#### SOURCE PASSAGE

+===+

It really depends on how much you believe in journal ratings. The most popular metric I am aware of is the impact factor. This Wikipedia article describes the impact factor, how it is calculated, and how it is susceptible to manipulation, as well as alternative journal rating metrics. The most important thing worth noting is that impact factors for journals in different fields aren't necessarily comparable, even though the impact factor rating system tries to collapse the "quality" of each journal onto a single metric. (For an interesting discussion on why such an idea can lead to misleading or easily manipulable results, see Malcolm Gladwell's New Yorker essay, The Order of Things, which discusses college rankings and car rankings.)

The impact factor is the average number of citations received per paper published in that journal during the two preceding years, so the criteria for judging the value of one peer reviewed journal over another is how many times its recent articles get cited on an average, per article basis. This metric does mean that journals like Science and Nature are ranked highly, as one would expect, but it also means that International Journal of Nonlinear Sciences and Simulation (3.100) gets ranked higher than SIAM Journal of Scientific Computing (3.016), even though the latter journal is a lot more recognizable.

+===+

#### OBJECTIVE A
According to the passage on journal impact factors, what does a journal's impact factor measure?
The passage and the records have no connection to each other.

#### Element and region listings

+===+

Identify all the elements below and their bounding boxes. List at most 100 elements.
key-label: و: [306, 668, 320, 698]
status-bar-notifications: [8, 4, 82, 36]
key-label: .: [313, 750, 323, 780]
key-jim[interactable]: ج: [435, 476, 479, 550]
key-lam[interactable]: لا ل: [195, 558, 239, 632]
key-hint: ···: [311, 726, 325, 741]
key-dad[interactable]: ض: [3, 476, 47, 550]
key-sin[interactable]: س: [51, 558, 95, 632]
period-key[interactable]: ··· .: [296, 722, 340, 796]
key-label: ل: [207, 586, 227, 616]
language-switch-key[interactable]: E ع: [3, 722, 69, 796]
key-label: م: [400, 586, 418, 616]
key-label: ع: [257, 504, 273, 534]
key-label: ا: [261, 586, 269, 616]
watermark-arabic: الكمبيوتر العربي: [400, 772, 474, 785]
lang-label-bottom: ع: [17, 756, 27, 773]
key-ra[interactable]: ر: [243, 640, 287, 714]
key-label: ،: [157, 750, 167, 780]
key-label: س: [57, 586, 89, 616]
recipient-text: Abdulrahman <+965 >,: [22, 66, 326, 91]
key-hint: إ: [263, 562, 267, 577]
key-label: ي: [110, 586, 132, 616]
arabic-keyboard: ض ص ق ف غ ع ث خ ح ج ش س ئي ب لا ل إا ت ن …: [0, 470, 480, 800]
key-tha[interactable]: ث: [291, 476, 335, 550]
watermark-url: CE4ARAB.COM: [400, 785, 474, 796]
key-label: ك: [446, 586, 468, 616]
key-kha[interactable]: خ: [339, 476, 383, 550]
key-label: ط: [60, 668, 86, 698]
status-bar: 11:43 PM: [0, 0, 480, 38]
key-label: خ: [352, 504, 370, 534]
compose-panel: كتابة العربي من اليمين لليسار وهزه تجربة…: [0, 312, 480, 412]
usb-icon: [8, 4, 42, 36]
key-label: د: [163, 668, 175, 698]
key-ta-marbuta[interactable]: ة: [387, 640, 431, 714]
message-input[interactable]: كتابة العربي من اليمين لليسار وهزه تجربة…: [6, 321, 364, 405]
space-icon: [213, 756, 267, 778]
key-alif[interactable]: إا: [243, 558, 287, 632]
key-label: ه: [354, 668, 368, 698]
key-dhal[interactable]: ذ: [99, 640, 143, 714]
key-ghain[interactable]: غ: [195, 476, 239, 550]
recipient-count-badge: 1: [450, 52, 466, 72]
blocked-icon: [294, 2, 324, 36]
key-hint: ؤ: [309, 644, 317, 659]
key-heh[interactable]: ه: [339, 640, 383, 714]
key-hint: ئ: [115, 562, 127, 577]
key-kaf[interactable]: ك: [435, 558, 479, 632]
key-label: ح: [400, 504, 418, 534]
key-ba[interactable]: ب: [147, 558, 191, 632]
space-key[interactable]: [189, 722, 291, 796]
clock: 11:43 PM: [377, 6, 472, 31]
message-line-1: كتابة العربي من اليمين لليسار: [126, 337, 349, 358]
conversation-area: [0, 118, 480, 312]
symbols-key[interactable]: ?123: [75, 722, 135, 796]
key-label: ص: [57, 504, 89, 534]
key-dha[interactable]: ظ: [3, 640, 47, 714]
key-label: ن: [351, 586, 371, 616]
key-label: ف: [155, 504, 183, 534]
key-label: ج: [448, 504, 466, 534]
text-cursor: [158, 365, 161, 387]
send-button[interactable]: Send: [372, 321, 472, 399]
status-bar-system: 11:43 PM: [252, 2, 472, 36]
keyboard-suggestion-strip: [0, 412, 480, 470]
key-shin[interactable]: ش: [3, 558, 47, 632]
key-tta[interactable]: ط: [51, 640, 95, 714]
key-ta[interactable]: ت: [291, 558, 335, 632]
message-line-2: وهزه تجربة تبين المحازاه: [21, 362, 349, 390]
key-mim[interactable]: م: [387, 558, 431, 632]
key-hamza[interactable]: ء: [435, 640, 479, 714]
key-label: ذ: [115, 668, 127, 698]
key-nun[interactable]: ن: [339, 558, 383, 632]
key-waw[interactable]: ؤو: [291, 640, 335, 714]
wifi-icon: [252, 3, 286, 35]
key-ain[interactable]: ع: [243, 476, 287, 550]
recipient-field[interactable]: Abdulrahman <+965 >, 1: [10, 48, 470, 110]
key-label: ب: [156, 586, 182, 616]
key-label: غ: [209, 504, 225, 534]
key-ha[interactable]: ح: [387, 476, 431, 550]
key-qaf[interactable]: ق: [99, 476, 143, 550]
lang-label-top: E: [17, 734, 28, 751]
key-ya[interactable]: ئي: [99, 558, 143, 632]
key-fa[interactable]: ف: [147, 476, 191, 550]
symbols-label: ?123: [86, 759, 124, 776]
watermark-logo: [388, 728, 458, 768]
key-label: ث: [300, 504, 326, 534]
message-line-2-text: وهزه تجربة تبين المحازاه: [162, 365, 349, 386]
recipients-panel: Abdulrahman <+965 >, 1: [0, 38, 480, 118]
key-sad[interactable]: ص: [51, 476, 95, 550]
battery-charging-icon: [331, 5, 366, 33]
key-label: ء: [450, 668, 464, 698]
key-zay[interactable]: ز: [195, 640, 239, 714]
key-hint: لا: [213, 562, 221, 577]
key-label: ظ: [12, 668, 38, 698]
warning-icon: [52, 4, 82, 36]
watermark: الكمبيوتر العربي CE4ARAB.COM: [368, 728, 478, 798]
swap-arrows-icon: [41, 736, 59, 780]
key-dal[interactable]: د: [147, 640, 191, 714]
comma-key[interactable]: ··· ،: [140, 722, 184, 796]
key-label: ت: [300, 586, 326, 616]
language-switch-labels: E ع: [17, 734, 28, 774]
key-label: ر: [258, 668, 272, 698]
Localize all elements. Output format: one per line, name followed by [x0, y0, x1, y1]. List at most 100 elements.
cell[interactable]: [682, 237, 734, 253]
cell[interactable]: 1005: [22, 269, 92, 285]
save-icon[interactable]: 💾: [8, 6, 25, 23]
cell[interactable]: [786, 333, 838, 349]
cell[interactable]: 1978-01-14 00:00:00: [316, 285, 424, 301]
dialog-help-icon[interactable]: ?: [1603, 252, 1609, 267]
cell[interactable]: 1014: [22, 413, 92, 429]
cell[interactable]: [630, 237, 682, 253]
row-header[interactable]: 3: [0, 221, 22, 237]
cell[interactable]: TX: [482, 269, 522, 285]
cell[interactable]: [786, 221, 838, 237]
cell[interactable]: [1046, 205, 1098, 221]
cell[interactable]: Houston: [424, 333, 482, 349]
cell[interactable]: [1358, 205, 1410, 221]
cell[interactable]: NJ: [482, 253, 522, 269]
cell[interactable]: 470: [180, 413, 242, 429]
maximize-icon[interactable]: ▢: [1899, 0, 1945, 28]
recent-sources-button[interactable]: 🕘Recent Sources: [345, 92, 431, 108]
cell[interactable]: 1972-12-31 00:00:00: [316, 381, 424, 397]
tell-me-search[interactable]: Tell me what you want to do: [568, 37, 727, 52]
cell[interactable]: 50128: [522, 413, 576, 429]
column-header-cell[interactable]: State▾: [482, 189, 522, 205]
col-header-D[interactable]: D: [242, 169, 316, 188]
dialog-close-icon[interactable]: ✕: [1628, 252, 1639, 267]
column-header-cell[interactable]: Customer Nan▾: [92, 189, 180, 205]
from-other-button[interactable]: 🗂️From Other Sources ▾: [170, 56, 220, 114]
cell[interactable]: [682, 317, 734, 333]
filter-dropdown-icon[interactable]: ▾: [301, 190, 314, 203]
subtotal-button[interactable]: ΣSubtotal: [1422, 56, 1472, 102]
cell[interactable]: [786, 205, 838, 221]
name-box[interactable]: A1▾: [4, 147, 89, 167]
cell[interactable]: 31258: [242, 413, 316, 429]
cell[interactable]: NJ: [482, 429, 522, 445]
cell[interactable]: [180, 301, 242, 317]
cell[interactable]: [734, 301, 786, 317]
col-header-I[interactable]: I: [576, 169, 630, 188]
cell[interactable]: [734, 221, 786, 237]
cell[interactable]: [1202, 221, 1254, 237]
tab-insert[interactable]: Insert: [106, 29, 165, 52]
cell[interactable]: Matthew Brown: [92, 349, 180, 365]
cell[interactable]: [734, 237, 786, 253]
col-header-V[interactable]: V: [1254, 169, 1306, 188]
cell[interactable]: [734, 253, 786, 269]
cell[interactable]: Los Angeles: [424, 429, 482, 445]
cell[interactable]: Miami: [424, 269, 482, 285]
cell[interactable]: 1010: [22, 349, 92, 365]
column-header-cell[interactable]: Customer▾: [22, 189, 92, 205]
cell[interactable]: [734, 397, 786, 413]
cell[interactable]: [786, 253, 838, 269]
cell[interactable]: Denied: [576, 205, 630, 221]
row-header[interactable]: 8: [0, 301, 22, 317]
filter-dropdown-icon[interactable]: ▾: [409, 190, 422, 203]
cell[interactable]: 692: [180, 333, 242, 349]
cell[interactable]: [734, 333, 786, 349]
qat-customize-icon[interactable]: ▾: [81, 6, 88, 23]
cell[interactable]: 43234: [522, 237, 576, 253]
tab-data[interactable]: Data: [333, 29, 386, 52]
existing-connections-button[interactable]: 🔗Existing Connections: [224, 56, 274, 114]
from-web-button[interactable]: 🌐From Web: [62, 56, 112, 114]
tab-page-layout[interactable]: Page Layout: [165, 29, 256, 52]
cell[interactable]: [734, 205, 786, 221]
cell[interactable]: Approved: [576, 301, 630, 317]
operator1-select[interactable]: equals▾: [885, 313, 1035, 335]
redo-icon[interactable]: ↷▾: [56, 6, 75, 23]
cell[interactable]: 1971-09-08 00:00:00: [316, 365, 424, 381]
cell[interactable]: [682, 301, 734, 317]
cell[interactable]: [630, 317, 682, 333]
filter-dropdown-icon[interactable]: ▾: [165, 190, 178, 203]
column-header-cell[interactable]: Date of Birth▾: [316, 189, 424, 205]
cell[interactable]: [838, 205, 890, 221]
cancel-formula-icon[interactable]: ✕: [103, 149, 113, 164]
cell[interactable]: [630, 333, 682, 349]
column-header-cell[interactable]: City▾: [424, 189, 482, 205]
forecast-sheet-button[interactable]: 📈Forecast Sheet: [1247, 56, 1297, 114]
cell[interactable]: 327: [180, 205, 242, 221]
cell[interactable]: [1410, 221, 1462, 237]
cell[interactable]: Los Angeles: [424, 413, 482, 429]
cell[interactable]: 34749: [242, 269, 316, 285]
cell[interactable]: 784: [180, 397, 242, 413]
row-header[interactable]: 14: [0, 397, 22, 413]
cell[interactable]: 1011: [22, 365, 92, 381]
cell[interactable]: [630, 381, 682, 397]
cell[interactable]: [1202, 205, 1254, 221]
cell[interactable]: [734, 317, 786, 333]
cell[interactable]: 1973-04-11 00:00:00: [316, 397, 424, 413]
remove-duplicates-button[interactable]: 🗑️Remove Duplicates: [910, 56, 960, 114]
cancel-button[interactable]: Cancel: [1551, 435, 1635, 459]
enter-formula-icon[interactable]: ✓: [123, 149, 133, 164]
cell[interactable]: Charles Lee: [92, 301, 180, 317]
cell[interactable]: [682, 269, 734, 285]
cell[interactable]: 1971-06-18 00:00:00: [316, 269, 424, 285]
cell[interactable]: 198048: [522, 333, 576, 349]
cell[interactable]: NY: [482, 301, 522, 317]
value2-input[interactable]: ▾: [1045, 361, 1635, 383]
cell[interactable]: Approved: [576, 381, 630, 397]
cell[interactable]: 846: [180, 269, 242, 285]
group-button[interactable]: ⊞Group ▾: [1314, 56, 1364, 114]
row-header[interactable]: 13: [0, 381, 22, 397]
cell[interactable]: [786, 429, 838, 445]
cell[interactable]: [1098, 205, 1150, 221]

+===+

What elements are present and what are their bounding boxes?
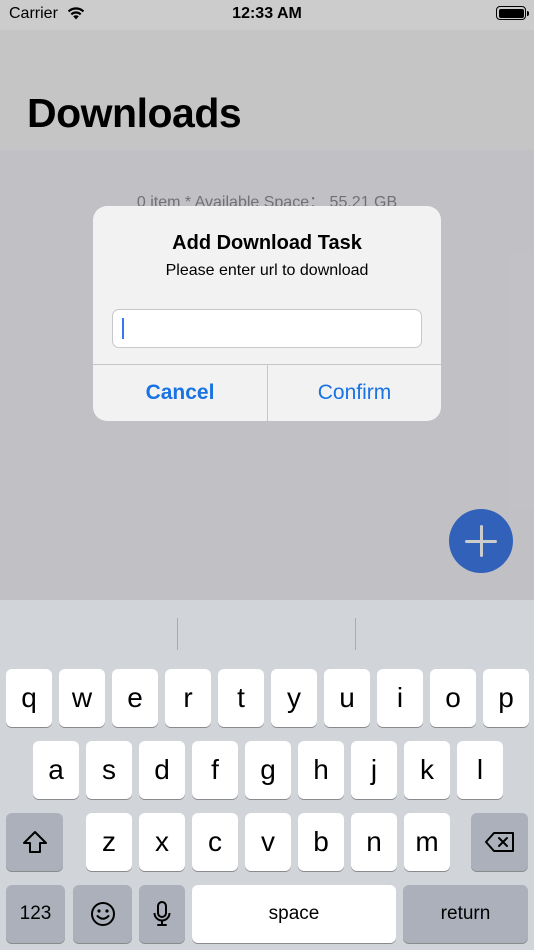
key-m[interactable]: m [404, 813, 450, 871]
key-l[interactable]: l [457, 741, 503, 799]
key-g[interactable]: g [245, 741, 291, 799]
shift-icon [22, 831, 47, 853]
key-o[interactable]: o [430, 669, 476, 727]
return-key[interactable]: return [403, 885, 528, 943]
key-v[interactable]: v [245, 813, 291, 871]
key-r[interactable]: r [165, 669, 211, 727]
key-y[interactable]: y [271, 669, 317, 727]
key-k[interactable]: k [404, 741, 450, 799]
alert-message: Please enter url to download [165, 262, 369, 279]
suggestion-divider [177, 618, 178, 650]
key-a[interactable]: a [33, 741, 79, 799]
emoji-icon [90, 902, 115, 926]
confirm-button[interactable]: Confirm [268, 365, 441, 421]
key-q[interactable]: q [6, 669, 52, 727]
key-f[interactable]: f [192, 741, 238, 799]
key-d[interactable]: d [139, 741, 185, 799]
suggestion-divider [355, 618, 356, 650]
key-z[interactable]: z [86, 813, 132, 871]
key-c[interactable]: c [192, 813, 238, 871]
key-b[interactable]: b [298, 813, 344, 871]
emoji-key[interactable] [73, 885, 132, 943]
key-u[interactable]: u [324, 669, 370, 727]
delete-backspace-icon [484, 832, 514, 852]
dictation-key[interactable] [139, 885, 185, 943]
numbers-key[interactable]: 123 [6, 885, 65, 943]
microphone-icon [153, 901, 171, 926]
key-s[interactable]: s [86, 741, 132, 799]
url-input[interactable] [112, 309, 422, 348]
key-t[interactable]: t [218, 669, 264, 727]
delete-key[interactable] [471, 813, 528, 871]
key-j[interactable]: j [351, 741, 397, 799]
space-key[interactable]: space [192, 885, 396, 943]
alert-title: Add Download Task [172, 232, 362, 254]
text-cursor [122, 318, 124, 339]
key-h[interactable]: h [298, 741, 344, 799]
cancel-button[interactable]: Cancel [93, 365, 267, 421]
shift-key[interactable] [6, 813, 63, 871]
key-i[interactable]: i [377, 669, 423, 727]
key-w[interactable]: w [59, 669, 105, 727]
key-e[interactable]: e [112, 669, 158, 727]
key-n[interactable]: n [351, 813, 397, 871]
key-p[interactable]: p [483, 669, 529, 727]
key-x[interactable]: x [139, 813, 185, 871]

+===+

#### OBJECTIVE B
Can you quote the part of the records that opens with the line containing "Identify all the" and closes with the line containing "key-jim[interactable]: ج: [435, 476, 479, 550]", including both of those lines?

#### EXPECTED ANSWER A
It is the average number of citations received per paper published in that journal during the two preceding years.

#### EXPECTED ANSWER B
Identify all the elements below and their bounding boxes. List at most 100 elements.
key-label: و: [306, 668, 320, 698]
status-bar-notifications: [8, 4, 82, 36]
key-label: .: [313, 750, 323, 780]
key-jim[interactable]: ج: [435, 476, 479, 550]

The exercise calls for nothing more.